*What you have to do*. Reproduce the listing below, swapping every "menu-item" for "menu-entry" and keeping everything else unchanged.

*Given information*.
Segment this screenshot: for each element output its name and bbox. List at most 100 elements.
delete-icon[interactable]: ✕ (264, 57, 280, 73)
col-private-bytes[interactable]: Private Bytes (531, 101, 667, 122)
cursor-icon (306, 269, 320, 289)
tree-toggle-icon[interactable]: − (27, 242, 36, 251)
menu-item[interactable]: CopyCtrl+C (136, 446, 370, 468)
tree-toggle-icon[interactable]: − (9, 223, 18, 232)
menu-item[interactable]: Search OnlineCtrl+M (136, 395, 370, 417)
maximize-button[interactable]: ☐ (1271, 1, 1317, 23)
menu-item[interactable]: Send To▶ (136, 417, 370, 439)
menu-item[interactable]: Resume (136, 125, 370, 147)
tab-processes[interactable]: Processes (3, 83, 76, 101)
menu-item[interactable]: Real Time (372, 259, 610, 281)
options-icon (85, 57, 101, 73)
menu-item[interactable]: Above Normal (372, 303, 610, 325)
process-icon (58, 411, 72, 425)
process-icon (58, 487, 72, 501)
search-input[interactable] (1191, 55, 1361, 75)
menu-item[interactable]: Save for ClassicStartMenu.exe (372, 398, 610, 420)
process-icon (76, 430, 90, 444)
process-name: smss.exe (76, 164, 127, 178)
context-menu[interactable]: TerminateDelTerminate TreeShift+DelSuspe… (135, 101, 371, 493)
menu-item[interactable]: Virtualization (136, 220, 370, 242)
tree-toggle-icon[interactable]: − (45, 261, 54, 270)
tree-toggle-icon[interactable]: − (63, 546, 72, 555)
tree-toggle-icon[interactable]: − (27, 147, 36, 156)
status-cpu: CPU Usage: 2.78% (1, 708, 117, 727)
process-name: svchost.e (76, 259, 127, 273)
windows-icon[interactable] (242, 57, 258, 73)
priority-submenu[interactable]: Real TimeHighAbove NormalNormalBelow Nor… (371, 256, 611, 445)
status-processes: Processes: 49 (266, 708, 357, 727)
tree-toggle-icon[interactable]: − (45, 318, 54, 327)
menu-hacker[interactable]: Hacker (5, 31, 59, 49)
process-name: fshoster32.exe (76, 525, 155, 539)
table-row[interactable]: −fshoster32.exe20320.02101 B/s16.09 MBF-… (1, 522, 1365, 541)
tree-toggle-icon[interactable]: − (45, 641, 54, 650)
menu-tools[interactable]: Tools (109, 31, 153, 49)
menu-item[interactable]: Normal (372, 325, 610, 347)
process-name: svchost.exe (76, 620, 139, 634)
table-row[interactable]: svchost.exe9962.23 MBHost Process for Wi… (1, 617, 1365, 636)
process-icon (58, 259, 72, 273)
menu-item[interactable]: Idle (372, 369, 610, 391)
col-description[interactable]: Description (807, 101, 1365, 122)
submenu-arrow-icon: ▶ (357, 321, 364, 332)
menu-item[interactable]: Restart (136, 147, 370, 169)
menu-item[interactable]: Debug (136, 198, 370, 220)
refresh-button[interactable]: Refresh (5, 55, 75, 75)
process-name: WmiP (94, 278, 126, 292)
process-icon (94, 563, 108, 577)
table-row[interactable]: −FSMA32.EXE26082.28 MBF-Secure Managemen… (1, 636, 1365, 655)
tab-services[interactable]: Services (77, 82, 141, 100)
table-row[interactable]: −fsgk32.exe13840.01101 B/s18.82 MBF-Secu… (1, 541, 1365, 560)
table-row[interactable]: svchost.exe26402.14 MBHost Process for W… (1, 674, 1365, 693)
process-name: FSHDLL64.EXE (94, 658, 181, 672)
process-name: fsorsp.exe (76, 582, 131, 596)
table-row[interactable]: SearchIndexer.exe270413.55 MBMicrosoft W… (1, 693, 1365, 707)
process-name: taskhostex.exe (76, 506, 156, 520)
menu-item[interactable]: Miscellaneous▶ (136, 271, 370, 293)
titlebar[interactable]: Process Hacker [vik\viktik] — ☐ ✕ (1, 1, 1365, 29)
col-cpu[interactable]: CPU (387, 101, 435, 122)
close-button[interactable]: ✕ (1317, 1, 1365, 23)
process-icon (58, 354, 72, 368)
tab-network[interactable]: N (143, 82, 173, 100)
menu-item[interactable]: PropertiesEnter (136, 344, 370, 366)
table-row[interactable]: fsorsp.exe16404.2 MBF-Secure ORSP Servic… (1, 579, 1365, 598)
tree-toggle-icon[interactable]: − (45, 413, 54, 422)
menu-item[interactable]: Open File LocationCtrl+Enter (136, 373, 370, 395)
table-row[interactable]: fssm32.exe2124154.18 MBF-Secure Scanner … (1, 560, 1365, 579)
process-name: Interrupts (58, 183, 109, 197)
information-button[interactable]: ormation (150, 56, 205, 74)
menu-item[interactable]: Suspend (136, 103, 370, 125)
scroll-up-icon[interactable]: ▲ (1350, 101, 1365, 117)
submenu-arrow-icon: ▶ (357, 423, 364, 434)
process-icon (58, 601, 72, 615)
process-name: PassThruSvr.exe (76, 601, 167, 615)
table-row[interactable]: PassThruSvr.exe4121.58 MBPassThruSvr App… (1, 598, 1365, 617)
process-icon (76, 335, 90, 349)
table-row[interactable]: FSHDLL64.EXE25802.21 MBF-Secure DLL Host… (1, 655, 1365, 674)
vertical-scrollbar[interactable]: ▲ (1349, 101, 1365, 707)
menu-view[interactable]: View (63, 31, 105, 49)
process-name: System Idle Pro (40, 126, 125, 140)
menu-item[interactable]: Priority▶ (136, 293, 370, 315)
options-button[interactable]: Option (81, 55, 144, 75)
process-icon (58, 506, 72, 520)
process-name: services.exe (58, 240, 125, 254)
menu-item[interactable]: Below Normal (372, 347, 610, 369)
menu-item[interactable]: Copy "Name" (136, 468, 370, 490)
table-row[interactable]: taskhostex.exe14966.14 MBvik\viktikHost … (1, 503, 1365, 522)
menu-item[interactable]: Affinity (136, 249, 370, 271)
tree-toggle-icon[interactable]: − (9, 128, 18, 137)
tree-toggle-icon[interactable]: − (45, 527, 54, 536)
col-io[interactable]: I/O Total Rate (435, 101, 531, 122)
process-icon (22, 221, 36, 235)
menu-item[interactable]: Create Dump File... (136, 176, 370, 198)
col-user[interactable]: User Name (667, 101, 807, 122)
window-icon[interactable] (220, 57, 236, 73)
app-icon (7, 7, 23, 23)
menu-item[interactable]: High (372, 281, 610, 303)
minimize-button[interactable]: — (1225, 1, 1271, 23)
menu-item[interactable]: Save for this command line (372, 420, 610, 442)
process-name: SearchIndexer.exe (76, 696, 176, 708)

*Answer to the task*.
Segment this screenshot: for each element output its name and bbox. List at most 100 elements.
delete-icon[interactable]: ✕ (264, 57, 280, 73)
col-private-bytes[interactable]: Private Bytes (531, 101, 667, 122)
cursor-icon (306, 269, 320, 289)
tree-toggle-icon[interactable]: − (27, 242, 36, 251)
menu-entry[interactable]: CopyCtrl+C (136, 446, 370, 468)
tree-toggle-icon[interactable]: − (9, 223, 18, 232)
menu-entry[interactable]: Search OnlineCtrl+M (136, 395, 370, 417)
maximize-button[interactable]: ☐ (1271, 1, 1317, 23)
menu-entry[interactable]: Send To▶ (136, 417, 370, 439)
menu-entry[interactable]: Resume (136, 125, 370, 147)
tab-processes[interactable]: Processes (3, 83, 76, 101)
menu-entry[interactable]: Real Time (372, 259, 610, 281)
options-icon (85, 57, 101, 73)
menu-entry[interactable]: Above Normal (372, 303, 610, 325)
process-icon (58, 411, 72, 425)
process-icon (58, 487, 72, 501)
search-input[interactable] (1191, 55, 1361, 75)
menu-entry[interactable]: Save for ClassicStartMenu.exe (372, 398, 610, 420)
process-icon (76, 430, 90, 444)
process-name: smss.exe (76, 164, 127, 178)
context-menu[interactable]: TerminateDelTerminate TreeShift+DelSuspe… (135, 101, 371, 493)
menu-entry[interactable]: Virtualization (136, 220, 370, 242)
tree-toggle-icon[interactable]: − (45, 261, 54, 270)
tree-toggle-icon[interactable]: − (63, 546, 72, 555)
tree-toggle-icon[interactable]: − (27, 147, 36, 156)
status-cpu: CPU Usage: 2.78% (1, 708, 117, 727)
process-name: svchost.e (76, 259, 127, 273)
windows-icon[interactable] (242, 57, 258, 73)
priority-submenu[interactable]: Real TimeHighAbove NormalNormalBelow Nor… (371, 256, 611, 445)
status-processes: Processes: 49 (266, 708, 357, 727)
tree-toggle-icon[interactable]: − (45, 318, 54, 327)
menu-hacker[interactable]: Hacker (5, 31, 59, 49)
process-name: fshoster32.exe (76, 525, 155, 539)
table-row[interactable]: −fshoster32.exe20320.02101 B/s16.09 MBF-… (1, 522, 1365, 541)
tree-toggle-icon[interactable]: − (45, 641, 54, 650)
menu-tools[interactable]: Tools (109, 31, 153, 49)
menu-entry[interactable]: Normal (372, 325, 610, 347)
process-name: svchost.exe (76, 620, 139, 634)
table-row[interactable]: svchost.exe9962.23 MBHost Process for Wi… (1, 617, 1365, 636)
process-icon (58, 259, 72, 273)
menu-entry[interactable]: Idle (372, 369, 610, 391)
col-description[interactable]: Description (807, 101, 1365, 122)
submenu-arrow-icon: ▶ (357, 321, 364, 332)
menu-entry[interactable]: Restart (136, 147, 370, 169)
menu-entry[interactable]: Debug (136, 198, 370, 220)
refresh-button[interactable]: Refresh (5, 55, 75, 75)
process-name: WmiP (94, 278, 126, 292)
process-icon (94, 563, 108, 577)
table-row[interactable]: −FSMA32.EXE26082.28 MBF-Secure Managemen… (1, 636, 1365, 655)
tab-services[interactable]: Services (77, 82, 141, 100)
table-row[interactable]: −fsgk32.exe13840.01101 B/s18.82 MBF-Secu… (1, 541, 1365, 560)
table-row[interactable]: svchost.exe26402.14 MBHost Process for W… (1, 674, 1365, 693)
process-name: FSHDLL64.EXE (94, 658, 181, 672)
process-name: fsorsp.exe (76, 582, 131, 596)
table-row[interactable]: SearchIndexer.exe270413.55 MBMicrosoft W… (1, 693, 1365, 707)
process-name: taskhostex.exe (76, 506, 156, 520)
menu-entry[interactable]: Miscellaneous▶ (136, 271, 370, 293)
titlebar[interactable]: Process Hacker [vik\viktik] — ☐ ✕ (1, 1, 1365, 29)
col-cpu[interactable]: CPU (387, 101, 435, 122)
close-button[interactable]: ✕ (1317, 1, 1365, 23)
process-icon (58, 354, 72, 368)
tab-network[interactable]: N (143, 82, 173, 100)
menu-entry[interactable]: PropertiesEnter (136, 344, 370, 366)
table-row[interactable]: fsorsp.exe16404.2 MBF-Secure ORSP Servic… (1, 579, 1365, 598)
tree-toggle-icon[interactable]: − (45, 413, 54, 422)
menu-entry[interactable]: Open File LocationCtrl+Enter (136, 373, 370, 395)
table-row[interactable]: fssm32.exe2124154.18 MBF-Secure Scanner … (1, 560, 1365, 579)
process-name: Interrupts (58, 183, 109, 197)
information-button[interactable]: ormation (150, 56, 205, 74)
menu-entry[interactable]: Suspend (136, 103, 370, 125)
scroll-up-icon[interactable]: ▲ (1350, 101, 1365, 117)
submenu-arrow-icon: ▶ (357, 423, 364, 434)
process-icon (58, 601, 72, 615)
process-name: PassThruSvr.exe (76, 601, 167, 615)
table-row[interactable]: PassThruSvr.exe4121.58 MBPassThruSvr App… (1, 598, 1365, 617)
process-icon (76, 335, 90, 349)
table-row[interactable]: FSHDLL64.EXE25802.21 MBF-Secure DLL Host… (1, 655, 1365, 674)
vertical-scrollbar[interactable]: ▲ (1349, 101, 1365, 707)
menu-view[interactable]: View (63, 31, 105, 49)
process-name: System Idle Pro (40, 126, 125, 140)
menu-entry[interactable]: Priority▶ (136, 293, 370, 315)
options-button[interactable]: Option (81, 55, 144, 75)
process-icon (58, 506, 72, 520)
process-name: services.exe (58, 240, 125, 254)
menu-entry[interactable]: Below Normal (372, 347, 610, 369)
menu-entry[interactable]: Copy "Name" (136, 468, 370, 490)
table-row[interactable]: taskhostex.exe14966.14 MBvik\viktikHost … (1, 503, 1365, 522)
menu-entry[interactable]: Affinity (136, 249, 370, 271)
tree-toggle-icon[interactable]: − (9, 128, 18, 137)
tree-toggle-icon[interactable]: − (45, 527, 54, 536)
col-io[interactable]: I/O Total Rate (435, 101, 531, 122)
process-icon (22, 221, 36, 235)
menu-entry[interactable]: Create Dump File... (136, 176, 370, 198)
col-user[interactable]: User Name (667, 101, 807, 122)
window-icon[interactable] (220, 57, 236, 73)
app-icon (7, 7, 23, 23)
menu-entry[interactable]: High (372, 281, 610, 303)
minimize-button[interactable]: — (1225, 1, 1271, 23)
menu-entry[interactable]: Save for this command line (372, 420, 610, 442)
process-name: SearchIndexer.exe (76, 696, 176, 708)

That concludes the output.